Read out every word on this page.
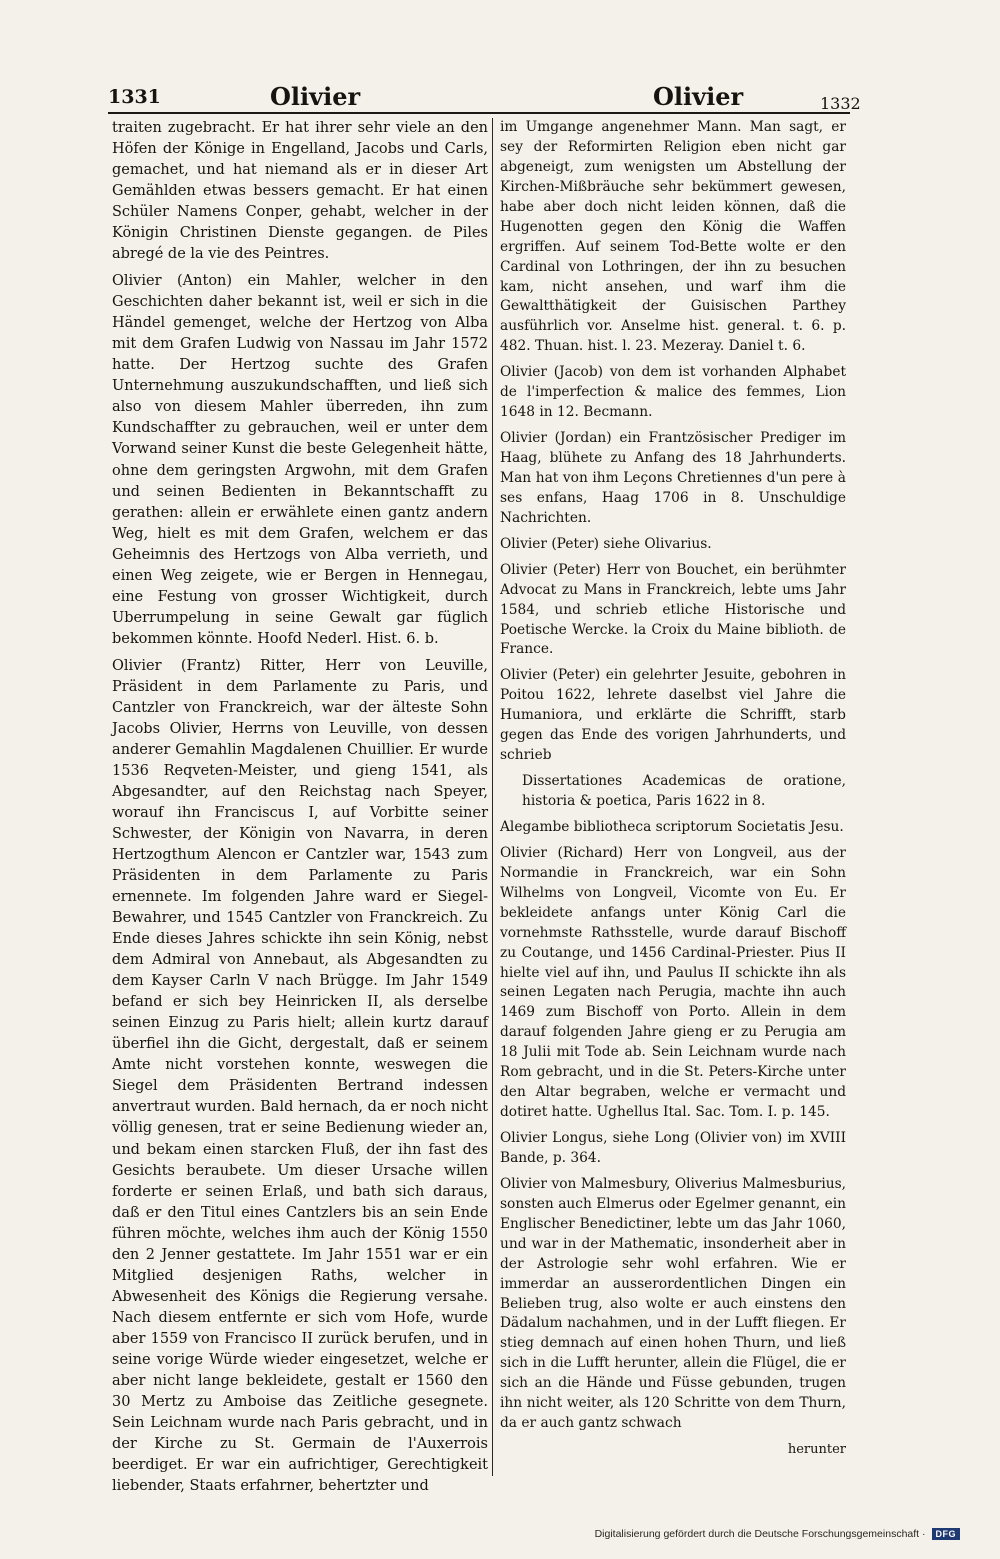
1331	Olivier	Olivier	1332

traiten zugebracht. Er hat ihrer sehr viele an den Höfen der Könige in Engelland, Jacobs und Carls, gemachet, und hat niemand als er in dieser Art Gemählden etwas bessers gemacht. Er hat einen Schüler Namens Conper, gehabt, welcher in der Königin Christinen Dienste gegangen. de Piles abregé de la vie des Peintres.

Olivier (Anton) ein Mahler, welcher in den Geschichten daher bekannt ist, weil er sich in die Händel gemenget, welche der Hertzog von Alba mit dem Grafen Ludwig von Nassau im Jahr 1572 hatte. Der Hertzog suchte des Grafen Unternehmung auszukundschafften, und ließ sich also von diesem Mahler überreden, ihn zum Kundschaffter zu gebrauchen, weil er unter dem Vorwand seiner Kunst die beste Gelegenheit hätte, ohne dem geringsten Argwohn, mit dem Grafen und seinen Bedienten in Bekanntschafft zu gerathen: allein er erwählete einen gantz andern Weg, hielt es mit dem Grafen, welchem er das Geheimnis des Hertzogs von Alba verrieth, und einen Weg zeigete, wie er Bergen in Hennegau, eine Festung von grosser Wichtigkeit, durch Uberrumpelung in seine Gewalt gar füglich bekommen könnte. Hoofd Nederl. Hist. 6. b.

Olivier (Frantz) Ritter, Herr von Leuville, Präsident in dem Parlamente zu Paris, und Cantzler von Franckreich, war der älteste Sohn Jacobs Olivier, Herrns von Leuville, von dessen anderer Gemahlin Magdalenen Chuillier. Er wurde 1536 Reqveten-Meister, und gieng 1541, als Abgesandter, auf den Reichstag nach Speyer, worauf ihn Franciscus I, auf Vorbitte seiner Schwester, der Königin von Navarra, in deren Hertzogthum Alencon er Cantzler war, 1543 zum Präsidenten in dem Parlamente zu Paris ernennete. Im folgenden Jahre ward er Siegel-Bewahrer, und 1545 Cantzler von Franckreich. Zu Ende dieses Jahres schickte ihn sein König, nebst dem Admiral von Annebaut, als Abgesandten zu dem Kayser Carln V nach Brügge. Im Jahr 1549 befand er sich bey Heinricken II, als derselbe seinen Einzug zu Paris hielt; allein kurtz darauf überfiel ihn die Gicht, dergestalt, daß er seinem Amte nicht vorstehen konnte, weswegen die Siegel dem Präsidenten Bertrand indessen anvertraut wurden. Bald hernach, da er noch nicht völlig genesen, trat er seine Bedienung wieder an, und bekam einen starcken Fluß, der ihn fast des Gesichts beraubete. Um dieser Ursache willen forderte er seinen Erlaß, und bath sich daraus, daß er den Titul eines Cantzlers bis an sein Ende führen möchte, welches ihm auch der König 1550 den 2 Jenner gestattete. Im Jahr 1551 war er ein Mitglied desjenigen Raths, welcher in Abwesenheit des Königs die Regierung versahe. Nach diesem entfernte er sich vom Hofe, wurde aber 1559 von Francisco II zurück berufen, und in seine vorige Würde wieder eingesetzet, welche er aber nicht lange bekleidete, gestalt er 1560 den 30 Mertz zu Amboise das Zeitliche gesegnete. Sein Leichnam wurde nach Paris gebracht, und in der Kirche zu St. Germain de l'Auxerrois beerdiget. Er war ein aufrichtiger, Gerechtigkeit liebender, Staats erfahrner, behertzter und

im Umgange angenehmer Mann. Man sagt, er sey der Reformirten Religion eben nicht gar abgeneigt, zum wenigsten um Abstellung der Kirchen-Mißbräuche sehr bekümmert gewesen, habe aber doch nicht leiden können, daß die Hugenotten gegen den König die Waffen ergriffen. Auf seinem Tod-Bette wolte er den Cardinal von Lothringen, der ihn zu besuchen kam, nicht ansehen, und warf ihm die Gewaltthätigkeit der Guisischen Parthey ausführlich vor. Anselme hist. general. t. 6. p. 482. Thuan. hist. l. 23. Mezeray. Daniel t. 6.

Olivier (Jacob) von dem ist vorhanden Alphabet de l'imperfection & malice des femmes, Lion 1648 in 12. Becmann.

Olivier (Jordan) ein Frantzösischer Prediger im Haag, blühete zu Anfang des 18 Jahrhunderts. Man hat von ihm Leçons Chretiennes d'un pere à ses enfans, Haag 1706 in 8. Unschuldige Nachrichten.

Olivier (Peter) siehe Olivarius.

Olivier (Peter) Herr von Bouchet, ein berühmter Advocat zu Mans in Franckreich, lebte ums Jahr 1584, und schrieb etliche Historische und Poetische Wercke. la Croix du Maine biblioth. de France.

Olivier (Peter) ein gelehrter Jesuite, gebohren in Poitou 1622, lehrete daselbst viel Jahre die Humaniora, und erklärte die Schrifft, starb gegen das Ende des vorigen Jahrhunderts, und schrieb

Dissertationes Academicas de oratione, historia & poetica, Paris 1622 in 8.

Alegambe bibliotheca scriptorum Societatis Jesu.

Olivier (Richard) Herr von Longveil, aus der Normandie in Franckreich, war ein Sohn Wilhelms von Longveil, Vicomte von Eu. Er bekleidete anfangs unter König Carl die vornehmste Rathsstelle, wurde darauf Bischoff zu Coutange, und 1456 Cardinal-Priester. Pius II hielte viel auf ihn, und Paulus II schickte ihn als seinen Legaten nach Perugia, machte ihn auch 1469 zum Bischoff von Porto. Allein in dem darauf folgenden Jahre gieng er zu Perugia am 18 Julii mit Tode ab. Sein Leichnam wurde nach Rom gebracht, und in die St. Peters-Kirche unter den Altar begraben, welche er vermacht und dotiret hatte. Ughellus Ital. Sac. Tom. I. p. 145.

Olivier Longus, siehe Long (Olivier von) im XVIII Bande, p. 364.

Olivier von Malmesbury, Oliverius Malmesburius, sonsten auch Elmerus oder Egelmer genannt, ein Englischer Benedictiner, lebte um das Jahr 1060, und war in der Mathematic, insonderheit aber in der Astrologie sehr wohl erfahren. Wie er immerdar an ausserordentlichen Dingen ein Belieben trug, also wolte er auch einstens den Dädalum nachahmen, und in der Lufft fliegen. Er stieg demnach auf einen hohen Thurn, und ließ sich in die Lufft herunter, allein die Flügel, die er sich an die Hände und Füsse gebunden, trugen ihn nicht weiter, als 120 Schritte von dem Thurn, da er auch gantz schwach

herunter

Digitalisierung gefördert durch die Deutsche Forschungsgemeinschaft ·	DFG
☆ ☆ ☆
→ **Directions**: Scan the data above for the word "herunter" and report every line where it is found.

→ **Solution**:
Olivier von Malmesbury, Oliverius Malmesburius, sonsten auch Elmerus oder Egelmer genannt, ein Englischer Benedictiner, lebte um das Jahr 1060, und war in der Mathematic, insonderheit aber in der Astrologie sehr wohl erfahren. Wie er immerdar an ausserordentlichen Dingen ein Belieben trug, also wolte er auch einstens den Dädalum nachahmen, und in der Lufft fliegen. Er stieg demnach auf einen hohen Thurn, und ließ sich in die Lufft herunter, allein die Flügel, die er sich an die Hände und Füsse gebunden, trugen ihn nicht weiter, als 120 Schritte von dem Thurn, da er auch gantz schwach
herunter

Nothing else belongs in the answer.